Tahar Ben Jelloun – Journal indien

tahar-ben-jelloun1Cet article est paru le 17 février 2013 dans le journal italien La Repubblica. Sa traduction nous est ici proposée par Baptiste Chauveau. 

L’auteur Tahar Ben Jelloun retourne en Inde après vingt années. Il retrouve un pays encore en proie aux violences et aux injustices ‘‘mais qui cherche sa propre voie vers la modernité’’. Dans les notes de voyage que l’écrivain franco-marocain a rédigées  pour  La Repubblica, on découvre les milles contradictions de la plus grande des démocraties.

L’auteur
Tahar Ben Jelloun est né à Fez, au Maroc, en 1944 et vit à Paris depuis 1971. Il a enseigné la philosophie et la psychologie sociale. Parmi ses livres, Le racisme expliqué à ma fille.

Lost in Jaipur, notes éparses du nouveau monde. Vingt années se sont écoulées depuis mon premier voyage en Inde. J’arrivai alors en plein jour. À peine descendu de l’avion, je me souviens avoir éprouvé un choc physique : l’Inde a ses odeurs spécifiques qui accueillent le visiteur et le submergent immédiatement dans un authentique dépaysement. Odeurs d’épices, de parfums, air pollué, senteurs d’une humanité qui vit, se bat et ne s’arrête pas pour te regarder. La vie avec ses rythmes et son mouvement perpétuel. Une vie qu’on arrache avec les dents.

Cette fois-ci, j’ai débarqué de nuit. Pas d’odeurs. Un aéroport propre, efficace. Pour arriver jusqu’au poste de police j’ai marché un bon bout de temps. Des couloirs infinis, des sols couverts d’une moquette assez laide. Alors que je marche, je suis obsédé par les images du film de Kathryn Bigelow Zero Dark Thirty, vu à Paris juste avant mon départ. La chasse d’Oussama Ben Laden, ennemi numéro un des Etats-Unis (et du monde). L’Amérique se venge. Pourquoi ce film me vient-il à l’esprit ?

+ + +

__Consignes__
a) Répondez à ces questions à partir de l'extrait fourni.
(i) Dans quel journal et à quelle date l'article est-il paru ?
(ii) Quelles matières l'auteur a-t-il enseignées ?
(iii) Quel film l'auteur a-t-il vu à Paris juste avant son départ ?
b) Dressez la liste de toutes les personnes désignées par leur nom dans l'extrait fourni.

+ + +

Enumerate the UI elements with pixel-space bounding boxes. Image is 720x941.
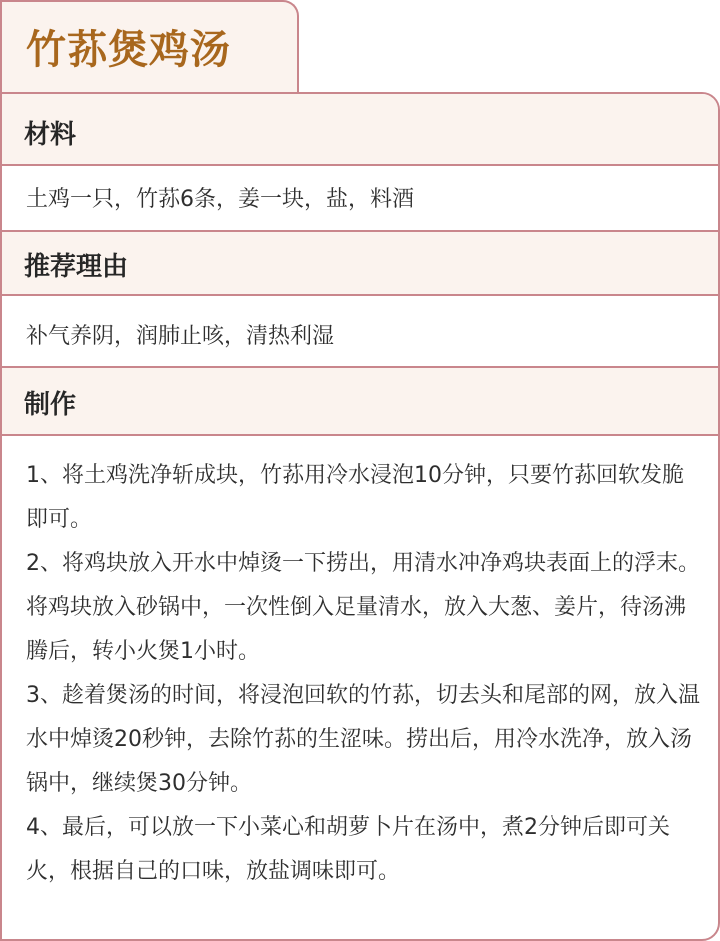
method-heading: 制作 xyxy=(24,390,77,420)
divider xyxy=(2,294,718,296)
recipe-title: 竹荪煲鸡汤 xyxy=(26,27,231,73)
method-step: 3、趁着煲汤的时间，将浸泡回软的竹荪，切去头和尾部的网，放入温水中焯烫20秒钟，去除竹荪的生涩味。捞出后，用冷水洗净，放入汤锅中，继续煲30分钟。 xyxy=(26,683,700,796)
method-steps xyxy=(26,454,702,894)
materials-heading: 材料 xyxy=(24,120,77,150)
method-step: 4、最后，可以放一下小菜心和胡萝卜片在汤中，煮2分钟后即可关火，根据自己的口味，放盐调味即可。 xyxy=(26,815,670,884)
reason-heading: 推荐理由 xyxy=(24,252,129,282)
divider xyxy=(2,434,718,436)
recipe-title-tab xyxy=(0,0,299,92)
method-step: 1、将土鸡洗净斩成块，竹荪用冷水浸泡10分钟，只要竹荪回软发脆即可。 xyxy=(26,463,684,532)
method-header xyxy=(2,368,718,434)
method-step: 2、将鸡块放入开水中焯烫一下捞出，用清水冲净鸡块表面上的浮末。将鸡块放入砂锅中，一次性倒入足量清水，放入大葱、姜片，待汤沸腾后，转小火煲1小时。 xyxy=(26,551,700,664)
divider xyxy=(2,164,718,166)
recipe-card xyxy=(0,92,720,941)
materials-content: 土鸡一只，竹荪6条，姜一块，盐，料酒 xyxy=(26,187,414,212)
reason-content: 补气养阴，润肺止咳，清热利湿 xyxy=(26,324,335,349)
reason-header xyxy=(2,232,718,294)
materials-header xyxy=(2,94,718,164)
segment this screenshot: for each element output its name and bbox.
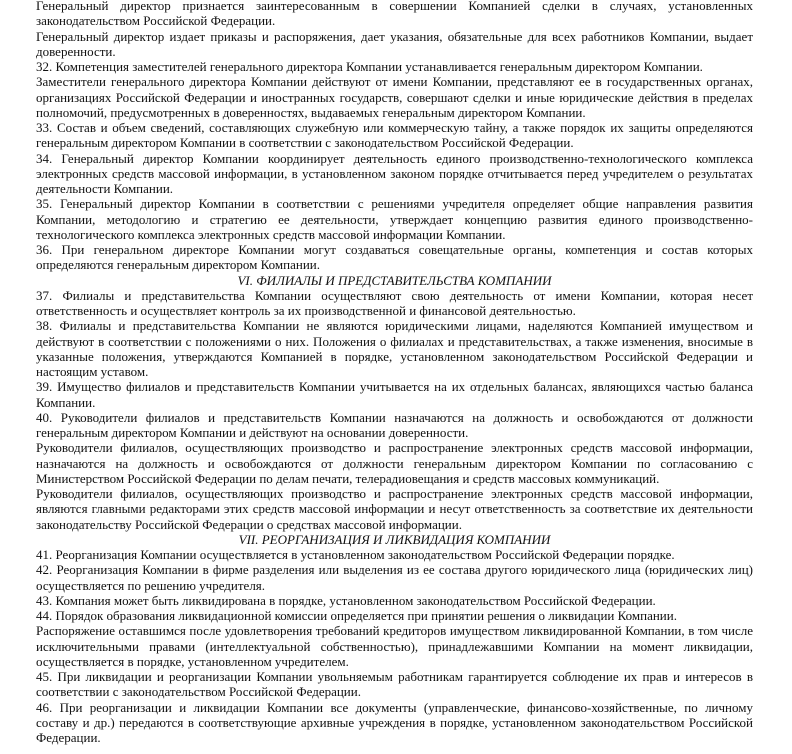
- clause-44: 44. Порядок образования ликвидационной комиссии определяется при принятии решения о ликвидации Компании.: [36, 608, 677, 623]
- clause-45: 45. При ликвидации и реорганизации Компании увольняемым работникам гарантируется соблюдение их прав и интересов в соответствии с законодательством Российской Федерации.: [36, 669, 753, 700]
- clause-33: 33. Состав и объем сведений, составляющих служебную или коммерческую тайну, а также порядок их защиты определяются генеральным директором Компании в соответствии с законодательством Российской Федерации.: [36, 120, 753, 151]
- clause-36: 36. При генеральном директоре Компании могут создаваться совещательные органы, компетенция и состав которых определяются генеральным директором Компании.: [36, 242, 753, 273]
- section-heading-vii: VII. РЕОРГАНИЗАЦИЯ И ЛИКВИДАЦИЯ КОМПАНИИ: [238, 531, 551, 547]
- clause-37: 37. Филиалы и представительства Компании осуществляют свою деятельность от имени Компании, которая несет ответственность и осуществляет контроль за их производственной и финансовой деятельностью.: [36, 287, 753, 318]
- clause-42: 42. Реорганизация Компании в фирме разделения или выделения из ее состава другого юридического лица (юридических лиц) осуществляется по решению учредителя.: [36, 562, 753, 593]
- clause-46: 46. При реорганизации и ликвидации Компании все документы (управленческие, финансово-хозяйственные, по личному составу и др.) передаются в соответствующие архивные учреждения в порядке, установленном законодательством Российской Федерации.: [36, 699, 753, 745]
- paragraph: Заместители генерального директора Компании действуют от имени Компании, представляют ее в государственных органах, организациях Российской Федерации и иностранных государств, совершают сделки и иные юридические действия в пределах полномочий, предусмотренных в доверенностях, выдаваемых генеральным директором Компании.: [36, 74, 753, 120]
- clause-34: 34. Генеральный директор Компании координирует деятельность единого производственно-технологического комплекса электронных средств массовой информации, в установленном законом порядке отчитывается перед учредителем о результатах деятельности Компании.: [36, 150, 753, 196]
- clause-39: 39. Имущество филиалов и представительств Компании учитывается на их отдельных балансах, являющихся частью баланса Компании.: [36, 379, 753, 410]
- document-page: [36, 0, 753, 745]
- paragraph: Распоряжение оставшимся после удовлетворения требований кредиторов имуществом ликвидированной Компании, в том числе исключительными правами (интеллектуальной собственностью), принадлежавшими Компании на момент ликвидации, осуществляется в порядке, установленном учредителем.: [36, 623, 753, 669]
- clause-32: 32. Компетенция заместителей генерального директора Компании устанавливается генеральным директором Компании.: [36, 59, 703, 74]
- paragraph: Руководители филиалов, осуществляющих производство и распространение электронных средств массовой информации, назначаются на должность и освобождаются от должности генеральным директором Компании по согласованию с Министерством Российской Федерации по делам печати, телерадиовещания и средств массовых коммуникаций.: [36, 440, 753, 486]
- paragraph: Генеральный директор издает приказы и распоряжения, дает указания, обязательные для всех работников Компании, выдает доверенности.: [36, 28, 753, 59]
- clause-35: 35. Генеральный директор Компании в соответствии с решениями учредителя определяет общие направления развития Компании, методологию и стратегию ее деятельности, утверждает концепцию развития единого производственно-технологического комплекса электронных средств массовой информации Компании.: [36, 196, 753, 242]
- paragraph: Руководители филиалов, осуществляющих производство и распространение электронных средств массовой информации, являются главными редакторами этих средств массовой информации и несут ответственность за соответствие их деятельности законодательству Российской Федерации о средствах массовой информации.: [36, 486, 753, 532]
- clause-40: 40. Руководители филиалов и представительств Компании назначаются на должность и освобождаются от должности генеральным директором Компании и действуют на основании доверенности.: [36, 409, 753, 440]
- clause-43: 43. Компания может быть ликвидирована в порядке, установленном законодательством Российской Федерации.: [36, 592, 656, 608]
- clause-38: 38. Филиалы и представительства Компании не являются юридическими лицами, наделяются Компанией имуществом и действуют в соответствии с положениями о них. Положения о филиалах и представительствах, а также изменения, вносимые в указанные положения, утверждаются Компанией в порядке, установленном законодательством Российской Федерации и настоящим уставом.: [36, 318, 753, 379]
- clause-41: 41. Реорганизация Компании осуществляется в установленном законодательством Российской Федерации порядке.: [36, 547, 675, 562]
- section-heading-vi: VI. ФИЛИАЛЫ И ПРЕДСТАВИТЕЛЬСТВА КОМПАНИИ: [237, 272, 552, 288]
- paragraph: Генеральный директор признается заинтересованным в совершении Компанией сделки в случаях, установленных законодательством Российской Федерации.: [36, 0, 753, 29]
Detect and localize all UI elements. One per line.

+ + +

__Réponses par consigne__
a)
(i) Dans La Repubblica, le 17 février 2013.
(ii) La philosophie et la psychologie sociale.
(iii) Zero Dark Thirty, de Kathryn Bigelow.

b) Tahar Ben Jelloun, Baptiste Chauveau, Kathryn Bigelow, Oussama Ben Laden